What to produce. Return the records in full, exactly as given.
═══ Given entries ═══
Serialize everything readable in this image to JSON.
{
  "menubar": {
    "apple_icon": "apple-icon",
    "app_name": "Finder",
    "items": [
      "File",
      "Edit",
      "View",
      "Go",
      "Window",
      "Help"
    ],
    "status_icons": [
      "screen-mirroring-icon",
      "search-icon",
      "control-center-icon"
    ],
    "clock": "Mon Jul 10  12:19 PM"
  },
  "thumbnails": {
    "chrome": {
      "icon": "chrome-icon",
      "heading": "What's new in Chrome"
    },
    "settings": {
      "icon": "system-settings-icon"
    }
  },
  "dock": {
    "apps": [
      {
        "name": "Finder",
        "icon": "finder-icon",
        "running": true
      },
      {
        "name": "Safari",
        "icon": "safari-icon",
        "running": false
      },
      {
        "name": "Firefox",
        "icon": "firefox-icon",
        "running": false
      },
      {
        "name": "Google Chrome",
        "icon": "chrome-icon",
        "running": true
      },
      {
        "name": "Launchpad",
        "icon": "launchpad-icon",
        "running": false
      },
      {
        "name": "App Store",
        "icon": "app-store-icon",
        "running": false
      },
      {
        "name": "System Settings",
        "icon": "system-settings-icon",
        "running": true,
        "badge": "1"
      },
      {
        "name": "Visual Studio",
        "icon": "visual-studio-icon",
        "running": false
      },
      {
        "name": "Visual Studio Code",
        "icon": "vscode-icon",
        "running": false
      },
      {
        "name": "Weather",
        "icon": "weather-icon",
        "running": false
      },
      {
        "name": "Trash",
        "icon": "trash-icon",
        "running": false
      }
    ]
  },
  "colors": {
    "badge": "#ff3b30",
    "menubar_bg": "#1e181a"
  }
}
═══
Exercise output.
Serialize everything readable in this image to JSON.
{
  "menubar": {
    "apple_icon": "apple-icon",
    "app_name": "Finder",
    "items": [
      "File",
      "Edit",
      "View",
      "Go",
      "Window",
      "Help"
    ],
    "status_icons": [
      "screen-mirroring-icon",
      "search-icon",
      "control-center-icon"
    ],
    "clock": "Mon Jul 10  12:19 PM"
  },
  "thumbnails": {
    "chrome": {
      "icon": "chrome-icon",
      "heading": "What's new in Chrome"
    },
    "settings": {
      "icon": "system-settings-icon"
    }
  },
  "dock": {
    "apps": [
      {
        "name": "Finder",
        "icon": "finder-icon",
        "running": true
      },
      {
        "name": "Safari",
        "icon": "safari-icon",
        "running": false
      },
      {
        "name": "Firefox",
        "icon": "firefox-icon",
        "running": false
      },
      {
        "name": "Google Chrome",
        "icon": "chrome-icon",
        "running": true
      },
      {
        "name": "Launchpad",
        "icon": "launchpad-icon",
        "running": false
      },
      {
        "name": "App Store",
        "icon": "app-store-icon",
        "running": false
      },
      {
        "name": "System Settings",
        "icon": "system-settings-icon",
        "running": true,
        "badge": "1"
      },
      {
        "name": "Visual Studio",
        "icon": "visual-studio-icon",
        "running": false
      },
      {
        "name": "Visual Studio Code",
        "icon": "vscode-icon",
        "running": false
      },
      {
        "name": "Weather",
        "icon": "weather-icon",
        "running": false
      },
      {
        "name": "Trash",
        "icon": "trash-icon",
        "running": false
      }
    ]
  },
  "colors": {
    "badge": "#ff3b30",
    "menubar_bg": "#1e181a"
  }
}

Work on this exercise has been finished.